--- Start Record extracts ---

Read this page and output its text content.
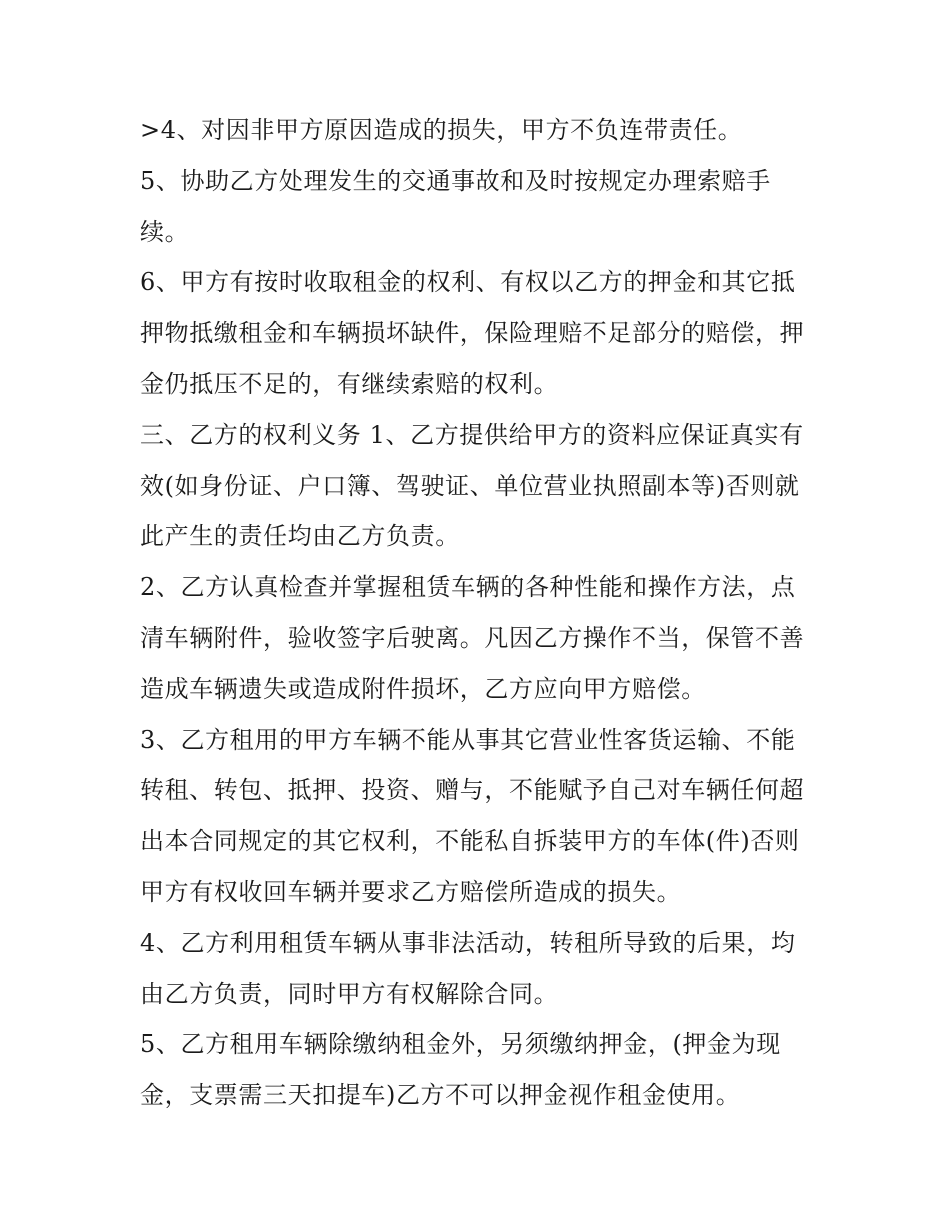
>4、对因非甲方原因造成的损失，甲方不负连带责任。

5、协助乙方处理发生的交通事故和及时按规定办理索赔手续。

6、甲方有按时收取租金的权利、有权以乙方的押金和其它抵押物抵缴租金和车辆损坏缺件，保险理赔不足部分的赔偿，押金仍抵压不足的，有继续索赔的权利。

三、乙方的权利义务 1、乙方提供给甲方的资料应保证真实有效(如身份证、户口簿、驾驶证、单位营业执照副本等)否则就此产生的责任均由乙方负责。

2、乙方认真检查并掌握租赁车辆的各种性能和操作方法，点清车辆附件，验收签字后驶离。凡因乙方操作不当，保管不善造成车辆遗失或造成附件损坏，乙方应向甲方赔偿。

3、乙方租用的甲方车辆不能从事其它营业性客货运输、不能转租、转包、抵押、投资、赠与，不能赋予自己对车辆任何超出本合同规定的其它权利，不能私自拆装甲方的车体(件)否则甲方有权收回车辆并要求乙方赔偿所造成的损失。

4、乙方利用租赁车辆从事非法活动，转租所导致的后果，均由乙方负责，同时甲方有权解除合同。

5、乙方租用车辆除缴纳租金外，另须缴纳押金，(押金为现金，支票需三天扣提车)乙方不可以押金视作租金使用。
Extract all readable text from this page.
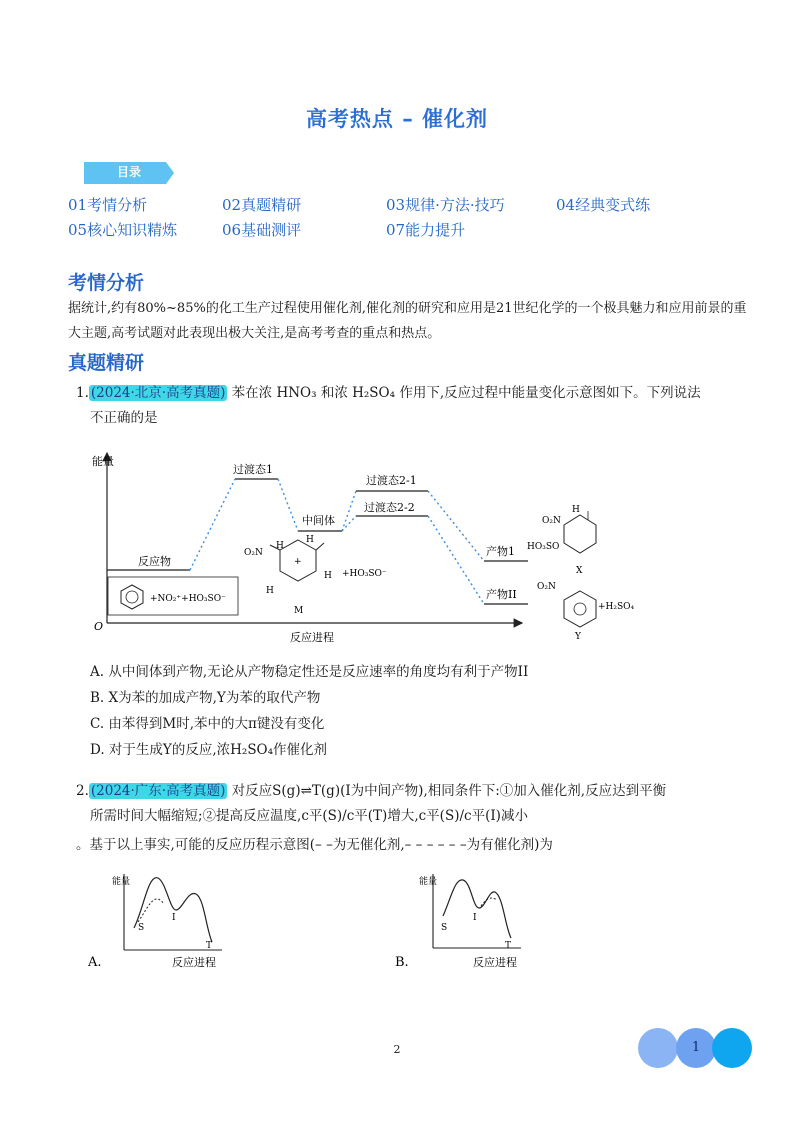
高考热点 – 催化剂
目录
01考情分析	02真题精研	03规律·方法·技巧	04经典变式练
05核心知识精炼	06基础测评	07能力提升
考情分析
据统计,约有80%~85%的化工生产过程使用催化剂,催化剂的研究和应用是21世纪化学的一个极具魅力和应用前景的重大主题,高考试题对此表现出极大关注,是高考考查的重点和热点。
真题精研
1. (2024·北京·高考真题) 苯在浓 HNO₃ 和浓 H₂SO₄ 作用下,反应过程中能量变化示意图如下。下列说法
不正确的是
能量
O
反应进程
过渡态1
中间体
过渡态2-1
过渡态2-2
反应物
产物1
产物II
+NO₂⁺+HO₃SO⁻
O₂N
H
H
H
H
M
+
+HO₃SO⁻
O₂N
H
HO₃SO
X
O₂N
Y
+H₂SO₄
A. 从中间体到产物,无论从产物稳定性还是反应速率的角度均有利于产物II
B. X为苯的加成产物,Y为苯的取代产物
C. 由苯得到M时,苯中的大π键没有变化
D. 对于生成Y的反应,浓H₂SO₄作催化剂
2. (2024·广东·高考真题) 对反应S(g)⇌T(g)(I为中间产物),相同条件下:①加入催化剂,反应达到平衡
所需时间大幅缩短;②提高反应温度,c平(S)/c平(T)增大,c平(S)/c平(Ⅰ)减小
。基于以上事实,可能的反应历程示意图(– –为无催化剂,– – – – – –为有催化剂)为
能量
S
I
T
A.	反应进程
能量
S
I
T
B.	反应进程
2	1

--- End Record extracts ---
--- Start Record extracts ---

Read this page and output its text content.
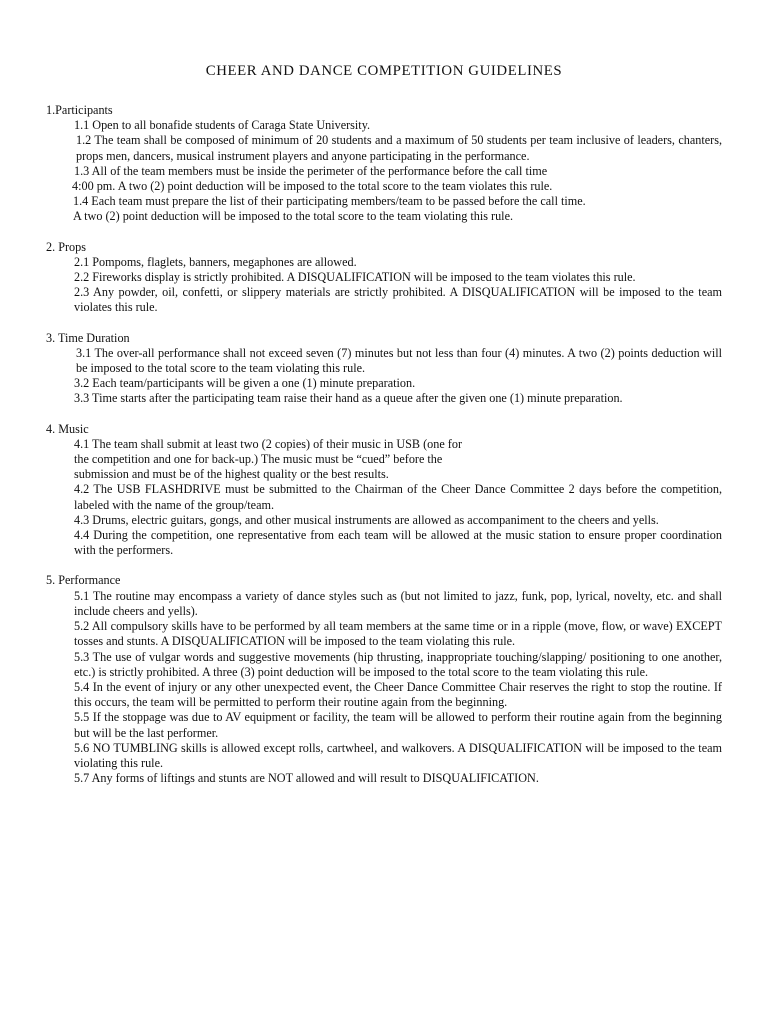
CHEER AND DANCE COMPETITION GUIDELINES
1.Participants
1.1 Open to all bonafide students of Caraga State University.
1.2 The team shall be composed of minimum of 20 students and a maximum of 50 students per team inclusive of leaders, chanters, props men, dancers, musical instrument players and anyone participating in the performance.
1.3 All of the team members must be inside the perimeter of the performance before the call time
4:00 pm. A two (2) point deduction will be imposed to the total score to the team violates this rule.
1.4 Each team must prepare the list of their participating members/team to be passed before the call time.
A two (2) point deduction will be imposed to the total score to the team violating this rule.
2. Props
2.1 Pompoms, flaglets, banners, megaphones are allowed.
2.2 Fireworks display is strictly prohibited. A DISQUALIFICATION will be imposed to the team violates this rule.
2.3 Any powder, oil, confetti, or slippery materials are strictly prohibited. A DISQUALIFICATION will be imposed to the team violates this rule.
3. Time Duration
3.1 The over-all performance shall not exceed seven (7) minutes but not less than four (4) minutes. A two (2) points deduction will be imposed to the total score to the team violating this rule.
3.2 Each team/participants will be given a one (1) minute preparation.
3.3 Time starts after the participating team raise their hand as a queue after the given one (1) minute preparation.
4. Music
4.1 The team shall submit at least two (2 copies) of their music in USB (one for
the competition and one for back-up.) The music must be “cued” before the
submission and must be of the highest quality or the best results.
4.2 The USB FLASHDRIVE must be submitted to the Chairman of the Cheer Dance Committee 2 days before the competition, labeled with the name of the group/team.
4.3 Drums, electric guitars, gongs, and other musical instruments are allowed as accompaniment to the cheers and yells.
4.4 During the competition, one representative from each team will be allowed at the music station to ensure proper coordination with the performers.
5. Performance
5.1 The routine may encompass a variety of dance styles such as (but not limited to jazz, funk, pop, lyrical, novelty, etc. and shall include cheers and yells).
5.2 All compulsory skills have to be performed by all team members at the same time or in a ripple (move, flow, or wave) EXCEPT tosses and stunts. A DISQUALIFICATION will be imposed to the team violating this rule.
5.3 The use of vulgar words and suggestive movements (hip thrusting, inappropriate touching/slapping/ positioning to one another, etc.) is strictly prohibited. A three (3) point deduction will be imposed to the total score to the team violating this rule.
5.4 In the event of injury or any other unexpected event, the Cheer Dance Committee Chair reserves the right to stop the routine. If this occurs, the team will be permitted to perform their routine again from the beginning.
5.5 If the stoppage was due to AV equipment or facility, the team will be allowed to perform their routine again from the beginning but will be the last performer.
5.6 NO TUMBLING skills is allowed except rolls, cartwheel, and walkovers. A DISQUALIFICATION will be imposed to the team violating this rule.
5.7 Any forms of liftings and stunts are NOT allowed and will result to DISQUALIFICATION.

--- End Record extracts ---

** What is needed **
Write down every line of the data above that includes the string "cheers".

** Solution to this exercise **
4.3 Drums, electric guitars, gongs, and other musical instruments are allowed as accompaniment to the cheers and yells.
5.1 The routine may encompass a variety of dance styles such as (but not limited to jazz, funk, pop, lyrical, novelty, etc. and shall include cheers and yells).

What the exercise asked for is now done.